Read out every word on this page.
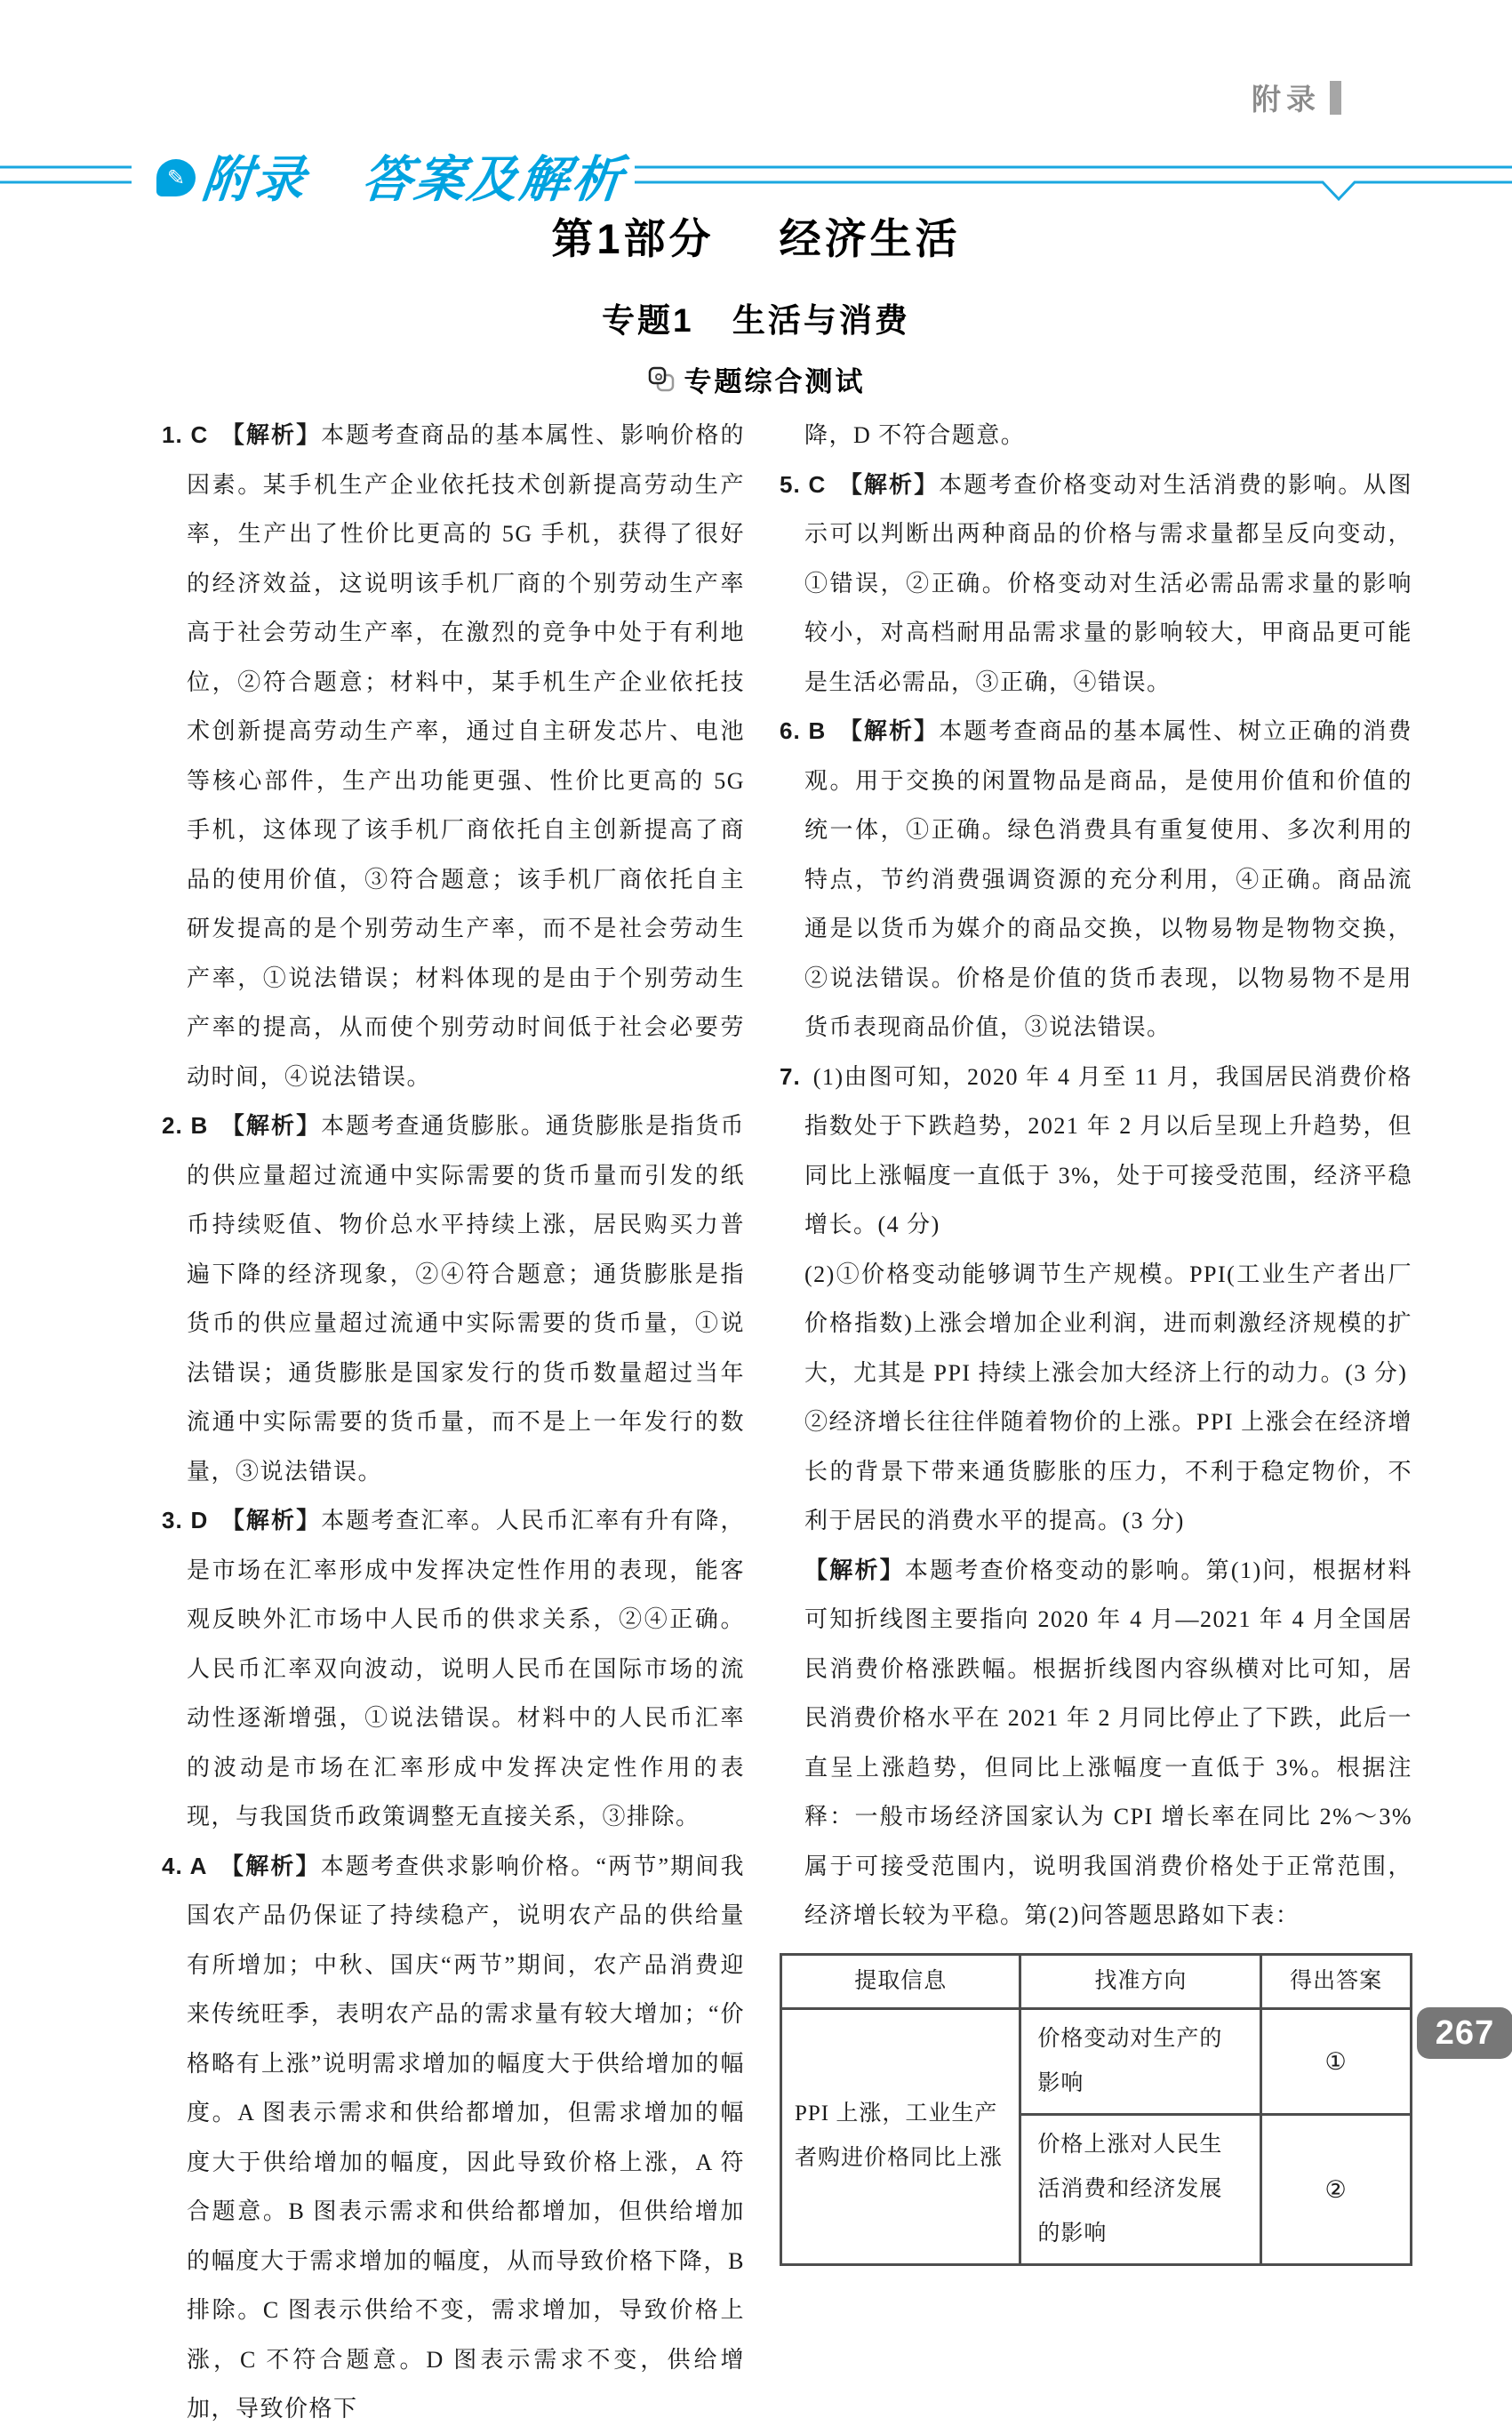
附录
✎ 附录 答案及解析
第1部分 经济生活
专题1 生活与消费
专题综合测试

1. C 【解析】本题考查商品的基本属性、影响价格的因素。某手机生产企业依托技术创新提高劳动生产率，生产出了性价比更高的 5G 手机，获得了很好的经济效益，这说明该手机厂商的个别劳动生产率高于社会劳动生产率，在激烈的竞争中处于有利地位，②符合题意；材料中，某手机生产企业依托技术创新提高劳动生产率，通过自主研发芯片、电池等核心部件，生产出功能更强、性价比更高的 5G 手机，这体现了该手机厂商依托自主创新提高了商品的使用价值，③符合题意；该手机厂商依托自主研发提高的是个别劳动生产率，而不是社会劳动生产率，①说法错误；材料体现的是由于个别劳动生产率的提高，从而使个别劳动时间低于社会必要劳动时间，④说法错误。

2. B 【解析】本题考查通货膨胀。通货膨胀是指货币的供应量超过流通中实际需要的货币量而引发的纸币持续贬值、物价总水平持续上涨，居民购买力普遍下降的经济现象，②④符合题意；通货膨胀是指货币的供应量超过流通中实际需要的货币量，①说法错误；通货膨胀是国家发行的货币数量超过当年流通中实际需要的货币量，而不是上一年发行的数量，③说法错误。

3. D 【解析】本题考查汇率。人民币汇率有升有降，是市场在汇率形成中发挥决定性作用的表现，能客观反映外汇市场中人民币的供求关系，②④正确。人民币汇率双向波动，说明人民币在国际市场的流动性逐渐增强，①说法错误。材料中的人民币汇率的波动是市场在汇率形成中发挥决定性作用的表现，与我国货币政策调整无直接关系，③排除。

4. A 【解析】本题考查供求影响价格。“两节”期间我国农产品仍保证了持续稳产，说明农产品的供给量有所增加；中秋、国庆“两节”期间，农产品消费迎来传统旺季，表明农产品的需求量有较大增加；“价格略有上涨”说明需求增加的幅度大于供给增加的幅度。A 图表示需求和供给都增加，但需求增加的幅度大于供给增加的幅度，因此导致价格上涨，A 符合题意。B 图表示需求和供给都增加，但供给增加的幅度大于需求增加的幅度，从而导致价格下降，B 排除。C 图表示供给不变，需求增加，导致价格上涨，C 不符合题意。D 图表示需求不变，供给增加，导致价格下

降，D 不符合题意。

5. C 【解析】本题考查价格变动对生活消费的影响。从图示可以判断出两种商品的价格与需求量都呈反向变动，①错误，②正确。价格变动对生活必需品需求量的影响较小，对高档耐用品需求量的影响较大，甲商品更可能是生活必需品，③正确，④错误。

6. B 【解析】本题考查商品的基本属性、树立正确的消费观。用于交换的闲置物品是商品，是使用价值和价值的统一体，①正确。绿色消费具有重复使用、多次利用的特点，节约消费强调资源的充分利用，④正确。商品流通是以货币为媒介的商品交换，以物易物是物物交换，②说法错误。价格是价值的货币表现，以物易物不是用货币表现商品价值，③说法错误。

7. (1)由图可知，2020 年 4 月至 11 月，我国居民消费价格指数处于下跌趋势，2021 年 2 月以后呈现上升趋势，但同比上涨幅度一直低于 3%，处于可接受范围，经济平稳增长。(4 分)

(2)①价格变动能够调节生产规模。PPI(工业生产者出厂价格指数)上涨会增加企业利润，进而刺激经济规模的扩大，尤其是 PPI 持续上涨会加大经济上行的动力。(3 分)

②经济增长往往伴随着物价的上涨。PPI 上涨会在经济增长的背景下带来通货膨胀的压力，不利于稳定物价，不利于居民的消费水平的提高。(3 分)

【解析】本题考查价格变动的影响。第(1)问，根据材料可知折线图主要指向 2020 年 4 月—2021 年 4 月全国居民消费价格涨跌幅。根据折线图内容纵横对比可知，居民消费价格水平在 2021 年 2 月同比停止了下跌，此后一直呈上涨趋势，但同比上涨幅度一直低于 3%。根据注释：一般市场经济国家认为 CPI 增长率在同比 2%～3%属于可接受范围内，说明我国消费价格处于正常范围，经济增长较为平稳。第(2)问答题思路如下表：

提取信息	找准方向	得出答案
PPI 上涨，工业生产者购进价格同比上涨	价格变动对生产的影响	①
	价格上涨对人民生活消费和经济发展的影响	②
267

━━━━

■ **REQUEST**: Print the complete listing exactly, apart from any pictures.

■ **WRITTEN RESPONSE**:
Read out every word on this page.
附录
✎ 附录 答案及解析
第1部分 经济生活
专题1 生活与消费
专题综合测试

1. C 【解析】本题考查商品的基本属性、影响价格的因素。某手机生产企业依托技术创新提高劳动生产率，生产出了性价比更高的 5G 手机，获得了很好的经济效益，这说明该手机厂商的个别劳动生产率高于社会劳动生产率，在激烈的竞争中处于有利地位，②符合题意；材料中，某手机生产企业依托技术创新提高劳动生产率，通过自主研发芯片、电池等核心部件，生产出功能更强、性价比更高的 5G 手机，这体现了该手机厂商依托自主创新提高了商品的使用价值，③符合题意；该手机厂商依托自主研发提高的是个别劳动生产率，而不是社会劳动生产率，①说法错误；材料体现的是由于个别劳动生产率的提高，从而使个别劳动时间低于社会必要劳动时间，④说法错误。

2. B 【解析】本题考查通货膨胀。通货膨胀是指货币的供应量超过流通中实际需要的货币量而引发的纸币持续贬值、物价总水平持续上涨，居民购买力普遍下降的经济现象，②④符合题意；通货膨胀是指货币的供应量超过流通中实际需要的货币量，①说法错误；通货膨胀是国家发行的货币数量超过当年流通中实际需要的货币量，而不是上一年发行的数量，③说法错误。

3. D 【解析】本题考查汇率。人民币汇率有升有降，是市场在汇率形成中发挥决定性作用的表现，能客观反映外汇市场中人民币的供求关系，②④正确。人民币汇率双向波动，说明人民币在国际市场的流动性逐渐增强，①说法错误。材料中的人民币汇率的波动是市场在汇率形成中发挥决定性作用的表现，与我国货币政策调整无直接关系，③排除。

4. A 【解析】本题考查供求影响价格。“两节”期间我国农产品仍保证了持续稳产，说明农产品的供给量有所增加；中秋、国庆“两节”期间，农产品消费迎来传统旺季，表明农产品的需求量有较大增加；“价格略有上涨”说明需求增加的幅度大于供给增加的幅度。A 图表示需求和供给都增加，但需求增加的幅度大于供给增加的幅度，因此导致价格上涨，A 符合题意。B 图表示需求和供给都增加，但供给增加的幅度大于需求增加的幅度，从而导致价格下降，B 排除。C 图表示供给不变，需求增加，导致价格上涨，C 不符合题意。D 图表示需求不变，供给增加，导致价格下

降，D 不符合题意。

5. C 【解析】本题考查价格变动对生活消费的影响。从图示可以判断出两种商品的价格与需求量都呈反向变动，①错误，②正确。价格变动对生活必需品需求量的影响较小，对高档耐用品需求量的影响较大，甲商品更可能是生活必需品，③正确，④错误。

6. B 【解析】本题考查商品的基本属性、树立正确的消费观。用于交换的闲置物品是商品，是使用价值和价值的统一体，①正确。绿色消费具有重复使用、多次利用的特点，节约消费强调资源的充分利用，④正确。商品流通是以货币为媒介的商品交换，以物易物是物物交换，②说法错误。价格是价值的货币表现，以物易物不是用货币表现商品价值，③说法错误。

7. (1)由图可知，2020 年 4 月至 11 月，我国居民消费价格指数处于下跌趋势，2021 年 2 月以后呈现上升趋势，但同比上涨幅度一直低于 3%，处于可接受范围，经济平稳增长。(4 分)

(2)①价格变动能够调节生产规模。PPI(工业生产者出厂价格指数)上涨会增加企业利润，进而刺激经济规模的扩大，尤其是 PPI 持续上涨会加大经济上行的动力。(3 分)

②经济增长往往伴随着物价的上涨。PPI 上涨会在经济增长的背景下带来通货膨胀的压力，不利于稳定物价，不利于居民的消费水平的提高。(3 分)

【解析】本题考查价格变动的影响。第(1)问，根据材料可知折线图主要指向 2020 年 4 月—2021 年 4 月全国居民消费价格涨跌幅。根据折线图内容纵横对比可知，居民消费价格水平在 2021 年 2 月同比停止了下跌，此后一直呈上涨趋势，但同比上涨幅度一直低于 3%。根据注释：一般市场经济国家认为 CPI 增长率在同比 2%～3%属于可接受范围内，说明我国消费价格处于正常范围，经济增长较为平稳。第(2)问答题思路如下表：

提取信息	找准方向	得出答案
PPI 上涨，工业生产者购进价格同比上涨	价格变动对生产的影响	①
	价格上涨对人民生活消费和经济发展的影响	②
267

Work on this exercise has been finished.